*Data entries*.
+++
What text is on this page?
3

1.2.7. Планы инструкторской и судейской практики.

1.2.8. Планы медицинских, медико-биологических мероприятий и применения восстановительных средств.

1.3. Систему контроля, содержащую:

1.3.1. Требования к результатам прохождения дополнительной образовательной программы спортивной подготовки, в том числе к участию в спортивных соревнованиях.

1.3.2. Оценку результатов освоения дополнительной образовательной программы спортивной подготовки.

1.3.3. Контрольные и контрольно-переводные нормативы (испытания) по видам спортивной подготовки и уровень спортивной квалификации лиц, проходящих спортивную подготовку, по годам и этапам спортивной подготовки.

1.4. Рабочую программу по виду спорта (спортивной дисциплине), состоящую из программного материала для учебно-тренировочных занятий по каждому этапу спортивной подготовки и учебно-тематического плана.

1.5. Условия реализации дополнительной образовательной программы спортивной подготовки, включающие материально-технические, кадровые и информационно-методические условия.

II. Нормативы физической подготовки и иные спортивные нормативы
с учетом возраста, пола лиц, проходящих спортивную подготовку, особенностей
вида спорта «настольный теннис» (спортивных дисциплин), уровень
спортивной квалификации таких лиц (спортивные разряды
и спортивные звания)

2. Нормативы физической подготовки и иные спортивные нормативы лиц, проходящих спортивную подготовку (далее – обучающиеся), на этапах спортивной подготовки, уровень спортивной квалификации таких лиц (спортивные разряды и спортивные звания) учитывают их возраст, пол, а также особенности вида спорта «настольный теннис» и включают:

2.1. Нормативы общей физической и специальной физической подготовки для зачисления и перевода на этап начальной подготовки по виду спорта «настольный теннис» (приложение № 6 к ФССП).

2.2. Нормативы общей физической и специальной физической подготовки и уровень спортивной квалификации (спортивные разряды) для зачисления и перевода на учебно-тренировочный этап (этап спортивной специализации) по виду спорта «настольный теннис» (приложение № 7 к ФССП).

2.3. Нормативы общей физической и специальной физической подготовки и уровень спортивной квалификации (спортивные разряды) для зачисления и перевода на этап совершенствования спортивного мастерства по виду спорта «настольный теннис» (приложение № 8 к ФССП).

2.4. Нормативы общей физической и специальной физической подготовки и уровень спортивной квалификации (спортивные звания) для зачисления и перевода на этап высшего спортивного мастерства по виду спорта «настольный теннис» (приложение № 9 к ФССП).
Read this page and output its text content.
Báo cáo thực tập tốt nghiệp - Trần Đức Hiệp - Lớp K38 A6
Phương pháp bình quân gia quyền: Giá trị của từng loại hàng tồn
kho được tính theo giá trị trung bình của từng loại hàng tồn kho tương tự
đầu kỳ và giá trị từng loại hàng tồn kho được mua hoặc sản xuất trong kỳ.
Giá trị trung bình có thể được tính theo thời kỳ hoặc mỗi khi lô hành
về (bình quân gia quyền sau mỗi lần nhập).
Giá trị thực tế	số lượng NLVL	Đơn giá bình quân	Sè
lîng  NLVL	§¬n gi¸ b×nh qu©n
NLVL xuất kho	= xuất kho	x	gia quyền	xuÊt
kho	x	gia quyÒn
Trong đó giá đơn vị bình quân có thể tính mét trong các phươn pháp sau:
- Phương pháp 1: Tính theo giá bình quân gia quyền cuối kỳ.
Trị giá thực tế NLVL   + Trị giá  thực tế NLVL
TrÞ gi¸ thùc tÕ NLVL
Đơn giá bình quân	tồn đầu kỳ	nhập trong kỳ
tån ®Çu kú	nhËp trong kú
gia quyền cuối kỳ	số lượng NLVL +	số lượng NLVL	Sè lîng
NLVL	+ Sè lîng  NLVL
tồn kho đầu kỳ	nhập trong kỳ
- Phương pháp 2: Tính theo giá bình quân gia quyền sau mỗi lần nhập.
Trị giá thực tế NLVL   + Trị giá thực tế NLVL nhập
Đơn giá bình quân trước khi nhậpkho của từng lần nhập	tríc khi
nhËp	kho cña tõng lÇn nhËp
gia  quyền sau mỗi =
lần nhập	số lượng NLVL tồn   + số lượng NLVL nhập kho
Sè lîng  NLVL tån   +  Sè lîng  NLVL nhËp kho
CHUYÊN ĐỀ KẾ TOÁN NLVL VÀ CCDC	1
+++
*PROMPT*. Write every line of the material above again, exactly.

*OUTPUT BELOW*.
What text is on this page?
3

1.2.7. Планы инструкторской и судейской практики.

1.2.8. Планы медицинских, медико-биологических мероприятий и применения восстановительных средств.

1.3. Систему контроля, содержащую:

1.3.1. Требования к результатам прохождения дополнительной образовательной программы спортивной подготовки, в том числе к участию в спортивных соревнованиях.

1.3.2. Оценку результатов освоения дополнительной образовательной программы спортивной подготовки.

1.3.3. Контрольные и контрольно-переводные нормативы (испытания) по видам спортивной подготовки и уровень спортивной квалификации лиц, проходящих спортивную подготовку, по годам и этапам спортивной подготовки.

1.4. Рабочую программу по виду спорта (спортивной дисциплине), состоящую из программного материала для учебно-тренировочных занятий по каждому этапу спортивной подготовки и учебно-тематического плана.

1.5. Условия реализации дополнительной образовательной программы спортивной подготовки, включающие материально-технические, кадровые и информационно-методические условия.

II. Нормативы физической подготовки и иные спортивные нормативы
с учетом возраста, пола лиц, проходящих спортивную подготовку, особенностей
вида спорта «настольный теннис» (спортивных дисциплин), уровень
спортивной квалификации таких лиц (спортивные разряды
и спортивные звания)

2. Нормативы физической подготовки и иные спортивные нормативы лиц, проходящих спортивную подготовку (далее – обучающиеся), на этапах спортивной подготовки, уровень спортивной квалификации таких лиц (спортивные разряды и спортивные звания) учитывают их возраст, пол, а также особенности вида спорта «настольный теннис» и включают:

2.1. Нормативы общей физической и специальной физической подготовки для зачисления и перевода на этап начальной подготовки по виду спорта «настольный теннис» (приложение № 6 к ФССП).

2.2. Нормативы общей физической и специальной физической подготовки и уровень спортивной квалификации (спортивные разряды) для зачисления и перевода на учебно-тренировочный этап (этап спортивной специализации) по виду спорта «настольный теннис» (приложение № 7 к ФССП).

2.3. Нормативы общей физической и специальной физической подготовки и уровень спортивной квалификации (спортивные разряды) для зачисления и перевода на этап совершенствования спортивного мастерства по виду спорта «настольный теннис» (приложение № 8 к ФССП).

2.4. Нормативы общей физической и специальной физической подготовки и уровень спортивной квалификации (спортивные звания) для зачисления и перевода на этап высшего спортивного мастерства по виду спорта «настольный теннис» (приложение № 9 к ФССП).
Read this page and output its text content.
Báo cáo thực tập tốt nghiệp - Trần Đức Hiệp - Lớp K38 A6
Phương pháp bình quân gia quyền: Giá trị của từng loại hàng tồn
kho được tính theo giá trị trung bình của từng loại hàng tồn kho tương tự
đầu kỳ và giá trị từng loại hàng tồn kho được mua hoặc sản xuất trong kỳ.
Giá trị trung bình có thể được tính theo thời kỳ hoặc mỗi khi lô hành
về (bình quân gia quyền sau mỗi lần nhập).
Giá trị thực tế	số lượng NLVL	Đơn giá bình quân	Sè
lîng  NLVL	§¬n gi¸ b×nh qu©n
NLVL xuất kho	= xuất kho	x	gia quyền	xuÊt
kho	x	gia quyÒn
Trong đó giá đơn vị bình quân có thể tính mét trong các phươn pháp sau:
- Phương pháp 1: Tính theo giá bình quân gia quyền cuối kỳ.
Trị giá thực tế NLVL   + Trị giá  thực tế NLVL
TrÞ gi¸ thùc tÕ NLVL
Đơn giá bình quân	tồn đầu kỳ	nhập trong kỳ
tån ®Çu kú	nhËp trong kú
gia quyền cuối kỳ	số lượng NLVL +	số lượng NLVL	Sè lîng
NLVL	+ Sè lîng  NLVL
tồn kho đầu kỳ	nhập trong kỳ
- Phương pháp 2: Tính theo giá bình quân gia quyền sau mỗi lần nhập.
Trị giá thực tế NLVL   + Trị giá thực tế NLVL nhập
Đơn giá bình quân trước khi nhậpkho của từng lần nhập	tríc khi
nhËp	kho cña tõng lÇn nhËp
gia  quyền sau mỗi =
lần nhập	số lượng NLVL tồn   + số lượng NLVL nhập kho
Sè lîng  NLVL tån   +  Sè lîng  NLVL nhËp kho
CHUYÊN ĐỀ KẾ TOÁN NLVL VÀ CCDC	1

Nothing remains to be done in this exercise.